### TASK PROMPT
Identify and reproduce every line holding the string "text".
---------- DATASET RECORDS ----------
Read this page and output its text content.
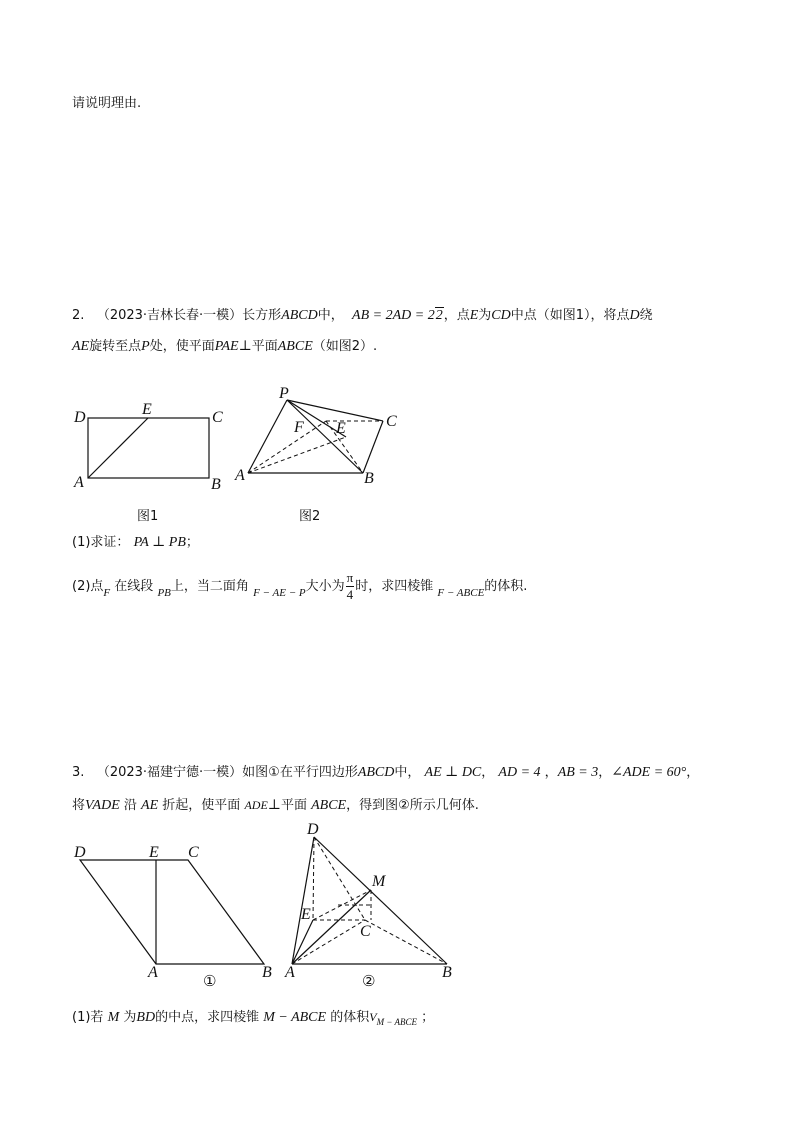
请说明理由.
2. （2023·吉林长春·一模）长方形ABCD中， AB = 2AD = 22，点E为CD中点（如图1），将点D绕
AE旋转至点P处，使平面PAE⊥平面ABCE（如图2）.
D	E	C
A	B
图1
P
F E	C
A	B
图2
(1)求证： PA ⊥ PB；
(2)点$_F$ 在线段 $_{PB}$上，当二面角 $_{F - AE - P}$大小为 $\frac{\pi}{4}$ 时，求四棱锥 $_{F - ABCE}$的体积.
3. （2023·福建宁德·一模）如图①在平行四边形ABCD中， AE ⊥ DC， AD = 4 ，AB = 3，∠ADE = 60°，
将VADE 沿 AE 折起，使平面 ADE⊥平面 ABCE，得到图②所示几何体.
D	E C
A	B
①
D
M
E
C
A	B
②
(1)若 M 为BD的中点，求四棱锥 M − ABCE 的体积$V_{M - ABCE}$ ；
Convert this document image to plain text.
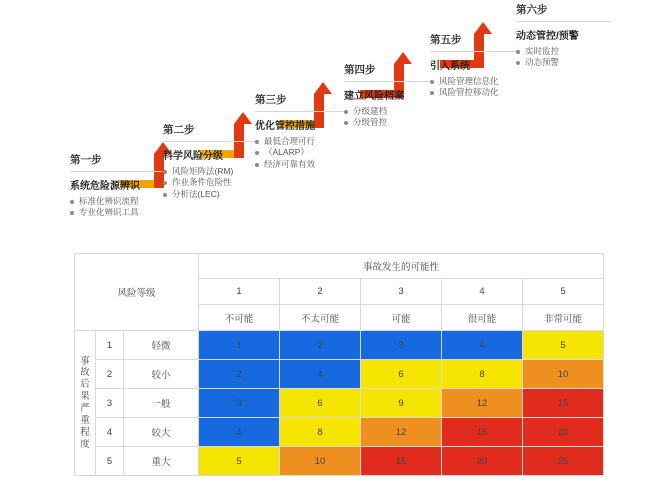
第一步
系统危险源辨识
标准化辨识流程
专业化辨识工具
第二步
科学风险分级
风险矩阵法(RM)
作业条件危险性
分析法(LEC)
第三步
优化管控措施
最低合理可行
（ALARP）
经济可靠有效
第四步
建立风险档案
分级建档
分级管控
第五步
引入系统
风险管理信息化
风险管控移动化
第六步
动态管控/预警
实时监控
动态预警
风险等级			事故发生的可能性				
			1	2	3	4	5
			不可能	不太可能	可能	很可能	非常可能

事
故
后
果
严
重
程
度
	1	轻微	1	2	3	4	5
	2	较小	2	4	6	8	10
	3	一般	3	6	9	12	15
	4	较大	4	8	12	16	20
	5	重大	5	10	15	20	25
----------
### SOLUTION
Read this page and output its text content.
Convert this document image to plain text.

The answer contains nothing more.